Exercise objective> Write out each record below exactly, without pictures.

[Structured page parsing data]
···

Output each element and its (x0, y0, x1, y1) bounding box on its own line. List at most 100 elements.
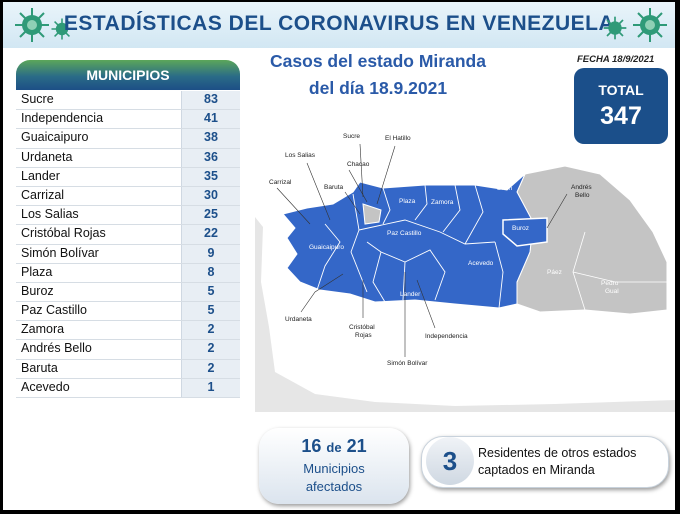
municipio-name: Baruta (21, 360, 58, 375)
label-acevedo: Acevedo (468, 260, 494, 267)
label-andres-bello-1: Andrés (571, 184, 592, 191)
municipio-count: 22 (181, 225, 240, 244)
municipio-count: 5 (181, 282, 240, 302)
municipio-name: Zamora (21, 322, 65, 337)
municipio-count: 2 (181, 321, 240, 340)
municipio-count: 30 (181, 186, 240, 206)
residents-box: 3 Residentes de otros estados captados e… (421, 436, 669, 488)
label-buroz: Buroz (512, 225, 529, 232)
affected-of: de (326, 440, 342, 455)
label-cristobal-rojas-2: Rojas (355, 332, 372, 339)
table-row: Carrizal 30 (16, 186, 240, 207)
municipio-count: 9 (181, 244, 240, 263)
municipio-count: 35 (181, 167, 240, 186)
affected-line-3: afectados (305, 479, 363, 494)
municipio-name: Plaza (21, 264, 53, 279)
table-row: Acevedo 1 (16, 378, 240, 398)
date-label: FECHA 18/9/2021 (577, 54, 655, 65)
label-paez: Páez (547, 269, 562, 276)
title-banner: ESTADÍSTICAS DEL CORONAVIRUS EN VENEZUEL… (3, 2, 675, 48)
miranda-map: Sucre El Hatillo Los Salias Chacao Carri… (255, 132, 675, 412)
virus-icon (15, 8, 49, 42)
region-caracas (362, 203, 382, 225)
affected-number: 16 (301, 436, 322, 456)
municipio-name: Buroz (21, 283, 54, 298)
region-buroz (502, 217, 548, 247)
label-paz-castillo: Paz Castillo (387, 230, 422, 237)
label-lander: Lander (400, 291, 421, 298)
municipio-count: 8 (181, 263, 240, 282)
label-urdaneta: Urdaneta (285, 316, 312, 323)
municipio-count: 38 (181, 129, 240, 148)
label-brion: Brión (497, 185, 513, 192)
page-title: ESTADÍSTICAS DEL CORONAVIRUS EN VENEZUEL… (63, 12, 615, 35)
headline-line-2: del día 18.9.2021 (308, 78, 448, 98)
table-row: Los Salias 25 (16, 206, 240, 226)
label-el-hatillo: El Hatillo (385, 135, 411, 142)
municipio-count: 36 (181, 148, 240, 167)
table-row: Zamora 2 (16, 321, 240, 341)
municipio-count: 1 (181, 378, 240, 397)
municipio-name: Cristóbal Rojas (21, 226, 106, 241)
affected-municipios-box: 16 de 21 Municipios afectados (259, 428, 409, 504)
municipio-name: Lander (21, 168, 60, 183)
municipio-count: 2 (181, 340, 240, 359)
label-baruta: Baruta (324, 184, 344, 191)
municipio-name: Acevedo (21, 379, 70, 394)
table-row: Simón Bolívar 9 (16, 244, 240, 264)
municipio-count: 5 (181, 302, 240, 321)
virus-icon (51, 18, 73, 40)
label-chacao: Chacao (347, 161, 370, 168)
virus-icon (603, 16, 627, 40)
municipio-count: 2 (181, 359, 240, 378)
label-independencia: Independencia (425, 333, 468, 340)
municipio-name: Independencia (21, 111, 104, 126)
table-row: Cristóbal Rojas 22 (16, 225, 240, 245)
headline-line-1: Casos del estado Miranda (270, 51, 486, 71)
municipio-name: Simón Bolívar (21, 245, 99, 260)
label-simon-bolivar: Simón Bolívar (387, 360, 428, 367)
affected-count: 16 de 21 (259, 436, 409, 457)
table-row: Andrés Bello 2 (16, 340, 240, 360)
residents-count: 3 (426, 437, 474, 485)
municipio-name: Sucre (21, 92, 54, 106)
municipio-count: 41 (181, 110, 240, 129)
region-affected (282, 173, 534, 309)
label-andres-bello-2: Bello (575, 192, 590, 199)
table-row: Urdaneta 36 (16, 148, 240, 168)
table-row: Plaza 8 (16, 263, 240, 283)
municipio-count: 25 (181, 206, 240, 225)
municipio-count: 83 (181, 91, 240, 110)
label-plaza: Plaza (399, 198, 416, 205)
table-row: Guaicaipuro 38 (16, 129, 240, 149)
label-sucre: Sucre (343, 133, 360, 140)
label-los-salias: Los Salias (285, 152, 316, 159)
municipio-name: Andrés Bello (21, 341, 92, 356)
affected-line-2: Municipios (303, 461, 365, 476)
label-pedro-gual-1: Pedro (601, 280, 619, 287)
total-value: 347 (600, 102, 642, 130)
municipio-name: Guaicaipuro (21, 130, 89, 145)
table-row: Lander 35 (16, 167, 240, 187)
label-pedro-gual-2: Gual (605, 288, 619, 295)
residents-text: Residentes de otros estados captados en … (478, 446, 637, 477)
label-guaicaipuro: Guaicaipuro (309, 244, 344, 251)
total-label: TOTAL (598, 82, 644, 98)
table-row: Buroz 5 (16, 282, 240, 303)
virus-icon (633, 8, 667, 42)
affected-total: 21 (346, 436, 367, 456)
municipio-name: Carrizal (21, 187, 65, 202)
municipios-table: Sucre 83 Independencia 41 Guaicaipuro 38 Urdan… (16, 91, 240, 398)
municipio-name: Los Salias (21, 207, 79, 222)
municipio-name: Urdaneta (21, 149, 73, 164)
table-row: Independencia 41 (16, 110, 240, 130)
table-row: Paz Castillo 5 (16, 302, 240, 322)
table-row: Baruta 2 (16, 359, 240, 379)
table-row: Sucre 83 (16, 91, 240, 111)
municipios-header: MUNICIPIOS (16, 60, 240, 90)
municipio-name: Paz Castillo (21, 303, 87, 318)
label-zamora: Zamora (431, 199, 454, 206)
infographic: ESTADÍSTICAS DEL CORONAVIRUS EN VENEZUEL… (3, 2, 675, 510)
map-shadow (255, 217, 675, 412)
label-cristobal-rojas-1: Cristóbal (349, 324, 375, 331)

···

Exercise output>
Output each element and its (x0, y0, x1, y1) bounding box on its own line. List at most 100 elements.
municipio-name: Baruta (21, 360, 58, 375)
label-acevedo: Acevedo (468, 260, 494, 267)
label-andres-bello-1: Andrés (571, 184, 592, 191)
municipio-count: 22 (181, 225, 240, 244)
municipio-count: 5 (181, 282, 240, 302)
municipio-name: Zamora (21, 322, 65, 337)
municipio-count: 2 (181, 321, 240, 340)
municipio-count: 30 (181, 186, 240, 206)
residents-box: 3 Residentes de otros estados captados e… (421, 436, 669, 488)
label-buroz: Buroz (512, 225, 529, 232)
affected-of: de (326, 440, 342, 455)
label-cristobal-rojas-2: Rojas (355, 332, 372, 339)
table-row: Carrizal 30 (16, 186, 240, 207)
municipio-count: 9 (181, 244, 240, 263)
municipio-count: 35 (181, 167, 240, 186)
affected-line-3: afectados (305, 479, 363, 494)
municipio-name: Plaza (21, 264, 53, 279)
table-row: Acevedo 1 (16, 378, 240, 398)
date-label: FECHA 18/9/2021 (577, 54, 655, 65)
label-paez: Páez (547, 269, 562, 276)
title-banner: ESTADÍSTICAS DEL CORONAVIRUS EN VENEZUEL… (3, 2, 675, 48)
miranda-map: Sucre El Hatillo Los Salias Chacao Carri… (255, 132, 675, 412)
virus-icon (15, 8, 49, 42)
region-caracas (362, 203, 382, 225)
affected-number: 16 (301, 436, 322, 456)
municipio-name: Buroz (21, 283, 54, 298)
region-buroz (502, 217, 548, 247)
label-paz-castillo: Paz Castillo (387, 230, 422, 237)
label-lander: Lander (400, 291, 421, 298)
municipio-count: 8 (181, 263, 240, 282)
label-urdaneta: Urdaneta (285, 316, 312, 323)
municipio-count: 38 (181, 129, 240, 148)
label-brion: Brión (497, 185, 513, 192)
page-title: ESTADÍSTICAS DEL CORONAVIRUS EN VENEZUEL… (63, 12, 615, 35)
headline-line-2: del día 18.9.2021 (308, 78, 448, 98)
table-row: Los Salias 25 (16, 206, 240, 226)
label-el-hatillo: El Hatillo (385, 135, 411, 142)
municipio-count: 36 (181, 148, 240, 167)
table-row: Zamora 2 (16, 321, 240, 341)
municipio-count: 1 (181, 378, 240, 397)
municipio-name: Cristóbal Rojas (21, 226, 106, 241)
affected-municipios-box: 16 de 21 Municipios afectados (259, 428, 409, 504)
municipio-name: Lander (21, 168, 60, 183)
municipio-count: 2 (181, 340, 240, 359)
label-baruta: Baruta (324, 184, 344, 191)
municipio-name: Acevedo (21, 379, 70, 394)
table-row: Simón Bolívar 9 (16, 244, 240, 264)
municipio-count: 5 (181, 302, 240, 321)
virus-icon (51, 18, 73, 40)
label-chacao: Chacao (347, 161, 370, 168)
virus-icon (603, 16, 627, 40)
municipio-count: 2 (181, 359, 240, 378)
label-independencia: Independencia (425, 333, 468, 340)
municipio-name: Independencia (21, 111, 104, 126)
table-row: Cristóbal Rojas 22 (16, 225, 240, 245)
headline-line-1: Casos del estado Miranda (270, 51, 486, 71)
municipio-name: Simón Bolívar (21, 245, 99, 260)
label-simon-bolivar: Simón Bolívar (387, 360, 428, 367)
affected-count: 16 de 21 (259, 436, 409, 457)
table-row: Andrés Bello 2 (16, 340, 240, 360)
residents-count: 3 (426, 437, 474, 485)
municipio-name: Sucre (21, 92, 54, 106)
municipio-count: 41 (181, 110, 240, 129)
region-affected (282, 173, 534, 309)
label-andres-bello-2: Bello (575, 192, 590, 199)
table-row: Urdaneta 36 (16, 148, 240, 168)
table-row: Plaza 8 (16, 263, 240, 283)
municipio-count: 25 (181, 206, 240, 225)
municipio-count: 83 (181, 91, 240, 110)
label-plaza: Plaza (399, 198, 416, 205)
table-row: Guaicaipuro 38 (16, 129, 240, 149)
label-sucre: Sucre (343, 133, 360, 140)
label-los-salias: Los Salias (285, 152, 316, 159)
municipio-name: Andrés Bello (21, 341, 92, 356)
affected-line-2: Municipios (303, 461, 365, 476)
label-pedro-gual-1: Pedro (601, 280, 619, 287)
total-value: 347 (600, 102, 642, 130)
municipio-name: Guaicaipuro (21, 130, 89, 145)
table-row: Lander 35 (16, 167, 240, 187)
label-pedro-gual-2: Gual (605, 288, 619, 295)
residents-text: Residentes de otros estados captados en … (478, 446, 637, 477)
label-guaicaipuro: Guaicaipuro (309, 244, 344, 251)
total-label: TOTAL (598, 82, 644, 98)
table-row: Buroz 5 (16, 282, 240, 303)
virus-icon (633, 8, 667, 42)
affected-total: 21 (346, 436, 367, 456)
municipio-name: Carrizal (21, 187, 65, 202)
municipios-table: Sucre 83 Independencia 41 Guaicaipuro 38 Urdan… (16, 91, 240, 398)
municipio-name: Los Salias (21, 207, 79, 222)
municipio-name: Urdaneta (21, 149, 73, 164)
table-row: Independencia 41 (16, 110, 240, 130)
table-row: Paz Castillo 5 (16, 302, 240, 322)
table-row: Baruta 2 (16, 359, 240, 379)
table-row: Sucre 83 (16, 91, 240, 111)
municipios-header: MUNICIPIOS (16, 60, 240, 90)
municipio-name: Paz Castillo (21, 303, 87, 318)
label-zamora: Zamora (431, 199, 454, 206)
infographic: ESTADÍSTICAS DEL CORONAVIRUS EN VENEZUEL… (3, 2, 675, 510)
map-shadow (255, 217, 675, 412)
label-cristobal-rojas-1: Cristóbal (349, 324, 375, 331)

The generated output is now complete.